■ **TASK STATEMENT**
Find out how many lines of the material contain the string "ylabel" and give only that figure.

Excerpts from a figure dataset
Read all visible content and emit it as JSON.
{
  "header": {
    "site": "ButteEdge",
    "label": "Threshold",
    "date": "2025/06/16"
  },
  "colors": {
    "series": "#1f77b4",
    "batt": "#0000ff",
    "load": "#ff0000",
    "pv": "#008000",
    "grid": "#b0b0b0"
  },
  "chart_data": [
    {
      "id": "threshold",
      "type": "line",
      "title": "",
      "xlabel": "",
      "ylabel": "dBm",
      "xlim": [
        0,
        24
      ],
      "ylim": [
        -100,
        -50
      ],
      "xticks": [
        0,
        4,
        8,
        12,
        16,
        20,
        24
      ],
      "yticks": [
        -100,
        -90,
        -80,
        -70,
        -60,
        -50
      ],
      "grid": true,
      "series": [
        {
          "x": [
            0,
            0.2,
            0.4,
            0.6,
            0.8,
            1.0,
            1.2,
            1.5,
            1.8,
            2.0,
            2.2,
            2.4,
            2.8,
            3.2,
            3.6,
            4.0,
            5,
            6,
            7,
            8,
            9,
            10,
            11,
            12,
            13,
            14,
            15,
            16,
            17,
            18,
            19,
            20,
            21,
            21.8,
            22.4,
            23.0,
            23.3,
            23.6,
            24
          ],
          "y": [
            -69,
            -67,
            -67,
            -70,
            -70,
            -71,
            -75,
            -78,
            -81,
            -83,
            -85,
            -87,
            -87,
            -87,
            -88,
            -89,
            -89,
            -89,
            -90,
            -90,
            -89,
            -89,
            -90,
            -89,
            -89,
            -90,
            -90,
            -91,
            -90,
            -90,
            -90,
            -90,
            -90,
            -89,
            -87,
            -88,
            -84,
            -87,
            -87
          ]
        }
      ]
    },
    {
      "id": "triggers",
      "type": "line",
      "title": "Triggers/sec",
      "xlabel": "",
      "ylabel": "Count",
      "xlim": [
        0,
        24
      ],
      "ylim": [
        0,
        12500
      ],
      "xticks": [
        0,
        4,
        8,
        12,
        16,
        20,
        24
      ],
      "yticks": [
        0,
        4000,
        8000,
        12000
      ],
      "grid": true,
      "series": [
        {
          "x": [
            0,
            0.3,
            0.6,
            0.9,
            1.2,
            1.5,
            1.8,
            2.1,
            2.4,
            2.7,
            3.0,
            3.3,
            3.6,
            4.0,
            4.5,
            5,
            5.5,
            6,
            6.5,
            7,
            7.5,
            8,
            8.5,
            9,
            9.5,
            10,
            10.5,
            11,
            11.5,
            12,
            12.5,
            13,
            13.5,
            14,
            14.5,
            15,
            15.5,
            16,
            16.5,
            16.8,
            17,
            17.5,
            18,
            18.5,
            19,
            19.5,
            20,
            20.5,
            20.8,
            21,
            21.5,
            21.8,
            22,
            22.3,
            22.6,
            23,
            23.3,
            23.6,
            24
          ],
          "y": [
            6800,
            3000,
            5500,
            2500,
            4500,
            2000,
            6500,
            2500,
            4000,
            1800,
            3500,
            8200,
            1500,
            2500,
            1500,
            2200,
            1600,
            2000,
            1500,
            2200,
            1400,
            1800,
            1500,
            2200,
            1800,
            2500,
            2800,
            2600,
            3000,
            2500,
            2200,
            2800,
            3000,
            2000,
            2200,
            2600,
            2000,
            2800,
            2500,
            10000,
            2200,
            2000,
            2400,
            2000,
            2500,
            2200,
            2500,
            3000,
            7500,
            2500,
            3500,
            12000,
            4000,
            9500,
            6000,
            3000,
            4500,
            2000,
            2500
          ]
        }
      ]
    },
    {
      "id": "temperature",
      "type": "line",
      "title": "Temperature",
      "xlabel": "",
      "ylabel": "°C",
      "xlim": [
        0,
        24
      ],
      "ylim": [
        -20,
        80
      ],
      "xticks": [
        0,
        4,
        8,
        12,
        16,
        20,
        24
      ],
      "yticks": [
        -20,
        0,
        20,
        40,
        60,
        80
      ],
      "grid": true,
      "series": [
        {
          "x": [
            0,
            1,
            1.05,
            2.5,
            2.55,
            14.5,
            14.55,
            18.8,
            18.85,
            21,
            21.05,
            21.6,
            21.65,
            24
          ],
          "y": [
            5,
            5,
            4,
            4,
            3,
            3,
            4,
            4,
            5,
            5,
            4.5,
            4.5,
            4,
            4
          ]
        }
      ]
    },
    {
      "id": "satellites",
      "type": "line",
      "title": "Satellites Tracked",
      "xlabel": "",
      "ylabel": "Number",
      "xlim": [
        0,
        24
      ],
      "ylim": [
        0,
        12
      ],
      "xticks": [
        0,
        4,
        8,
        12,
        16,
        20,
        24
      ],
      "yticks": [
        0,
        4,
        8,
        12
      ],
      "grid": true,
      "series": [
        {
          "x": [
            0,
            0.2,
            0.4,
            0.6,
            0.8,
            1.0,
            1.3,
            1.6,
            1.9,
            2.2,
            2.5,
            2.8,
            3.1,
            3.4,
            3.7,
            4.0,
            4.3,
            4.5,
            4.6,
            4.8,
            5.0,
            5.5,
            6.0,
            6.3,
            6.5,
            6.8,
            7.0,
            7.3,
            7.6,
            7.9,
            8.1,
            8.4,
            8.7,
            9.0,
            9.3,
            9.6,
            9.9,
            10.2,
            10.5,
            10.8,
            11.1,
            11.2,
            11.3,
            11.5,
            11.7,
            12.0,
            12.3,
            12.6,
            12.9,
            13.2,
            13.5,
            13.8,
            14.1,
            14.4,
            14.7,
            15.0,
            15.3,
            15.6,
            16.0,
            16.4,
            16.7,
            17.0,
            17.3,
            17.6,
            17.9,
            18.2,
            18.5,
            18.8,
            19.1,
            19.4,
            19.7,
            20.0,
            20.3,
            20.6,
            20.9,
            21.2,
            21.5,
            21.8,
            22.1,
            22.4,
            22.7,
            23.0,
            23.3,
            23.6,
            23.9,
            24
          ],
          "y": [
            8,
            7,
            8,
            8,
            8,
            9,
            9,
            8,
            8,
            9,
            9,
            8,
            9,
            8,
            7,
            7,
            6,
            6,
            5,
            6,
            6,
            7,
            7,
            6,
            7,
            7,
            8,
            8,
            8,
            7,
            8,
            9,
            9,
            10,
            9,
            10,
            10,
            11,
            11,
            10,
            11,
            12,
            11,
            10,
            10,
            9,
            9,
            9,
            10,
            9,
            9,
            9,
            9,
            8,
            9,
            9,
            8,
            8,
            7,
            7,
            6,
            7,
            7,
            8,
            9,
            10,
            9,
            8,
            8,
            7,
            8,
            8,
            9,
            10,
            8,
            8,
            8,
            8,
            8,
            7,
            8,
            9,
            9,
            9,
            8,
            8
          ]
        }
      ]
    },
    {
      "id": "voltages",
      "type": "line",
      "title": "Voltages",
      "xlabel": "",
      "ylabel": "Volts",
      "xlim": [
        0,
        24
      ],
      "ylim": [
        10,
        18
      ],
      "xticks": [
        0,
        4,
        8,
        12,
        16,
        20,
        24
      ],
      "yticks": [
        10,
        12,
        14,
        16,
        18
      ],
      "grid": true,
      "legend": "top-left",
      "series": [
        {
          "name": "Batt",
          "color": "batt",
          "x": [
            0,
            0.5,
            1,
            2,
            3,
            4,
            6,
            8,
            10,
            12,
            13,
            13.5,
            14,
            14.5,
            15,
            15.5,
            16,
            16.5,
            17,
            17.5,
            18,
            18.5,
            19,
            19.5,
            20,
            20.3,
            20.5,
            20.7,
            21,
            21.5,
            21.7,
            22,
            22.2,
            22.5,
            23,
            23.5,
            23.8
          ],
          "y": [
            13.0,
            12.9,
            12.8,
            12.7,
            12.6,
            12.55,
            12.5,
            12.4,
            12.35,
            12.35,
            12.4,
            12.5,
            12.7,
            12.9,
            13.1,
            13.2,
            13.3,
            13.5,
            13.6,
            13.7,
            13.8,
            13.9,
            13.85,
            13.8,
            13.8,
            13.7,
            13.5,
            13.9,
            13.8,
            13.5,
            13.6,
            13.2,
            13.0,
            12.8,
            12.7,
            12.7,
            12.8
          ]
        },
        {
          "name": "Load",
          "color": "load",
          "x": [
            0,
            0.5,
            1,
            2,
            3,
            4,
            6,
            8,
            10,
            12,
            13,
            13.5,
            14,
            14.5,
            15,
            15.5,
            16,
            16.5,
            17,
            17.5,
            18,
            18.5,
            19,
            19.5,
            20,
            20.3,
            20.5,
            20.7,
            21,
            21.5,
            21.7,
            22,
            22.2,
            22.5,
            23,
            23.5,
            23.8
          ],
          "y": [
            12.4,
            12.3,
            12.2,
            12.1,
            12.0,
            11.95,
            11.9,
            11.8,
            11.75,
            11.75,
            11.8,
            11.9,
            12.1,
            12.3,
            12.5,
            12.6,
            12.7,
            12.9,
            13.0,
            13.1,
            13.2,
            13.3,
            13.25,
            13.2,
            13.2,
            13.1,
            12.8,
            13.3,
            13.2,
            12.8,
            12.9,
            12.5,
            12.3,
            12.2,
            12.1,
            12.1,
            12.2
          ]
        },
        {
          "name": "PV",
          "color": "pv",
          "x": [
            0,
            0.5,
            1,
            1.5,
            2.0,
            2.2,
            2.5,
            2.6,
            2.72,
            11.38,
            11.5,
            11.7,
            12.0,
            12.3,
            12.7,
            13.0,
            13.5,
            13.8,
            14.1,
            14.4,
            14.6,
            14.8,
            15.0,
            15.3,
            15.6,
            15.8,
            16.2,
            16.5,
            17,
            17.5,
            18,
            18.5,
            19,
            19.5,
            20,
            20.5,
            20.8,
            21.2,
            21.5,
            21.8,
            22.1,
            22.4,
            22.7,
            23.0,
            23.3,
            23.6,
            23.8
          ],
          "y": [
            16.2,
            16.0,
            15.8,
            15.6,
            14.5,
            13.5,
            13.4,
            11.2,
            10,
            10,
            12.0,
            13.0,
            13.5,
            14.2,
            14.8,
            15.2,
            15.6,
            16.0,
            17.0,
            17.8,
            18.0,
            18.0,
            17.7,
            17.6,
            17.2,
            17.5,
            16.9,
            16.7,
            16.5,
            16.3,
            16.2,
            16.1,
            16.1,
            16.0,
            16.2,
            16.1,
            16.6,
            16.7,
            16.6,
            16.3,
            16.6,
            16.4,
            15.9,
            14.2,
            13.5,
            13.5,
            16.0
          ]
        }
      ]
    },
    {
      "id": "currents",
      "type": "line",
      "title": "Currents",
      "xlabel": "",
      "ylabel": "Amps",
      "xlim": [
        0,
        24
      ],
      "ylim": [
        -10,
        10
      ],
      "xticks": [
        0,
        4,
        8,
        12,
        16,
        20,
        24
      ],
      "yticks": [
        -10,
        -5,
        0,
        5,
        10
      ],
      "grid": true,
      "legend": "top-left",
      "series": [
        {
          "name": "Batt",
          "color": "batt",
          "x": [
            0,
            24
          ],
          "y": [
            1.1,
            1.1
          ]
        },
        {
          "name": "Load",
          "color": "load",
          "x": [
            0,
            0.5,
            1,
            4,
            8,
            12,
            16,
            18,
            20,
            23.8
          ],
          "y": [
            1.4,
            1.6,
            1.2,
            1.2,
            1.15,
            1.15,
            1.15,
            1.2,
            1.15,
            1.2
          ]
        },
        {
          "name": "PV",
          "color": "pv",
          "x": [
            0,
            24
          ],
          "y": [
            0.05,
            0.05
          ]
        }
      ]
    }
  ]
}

■ **SOLVED EXERCISE**
6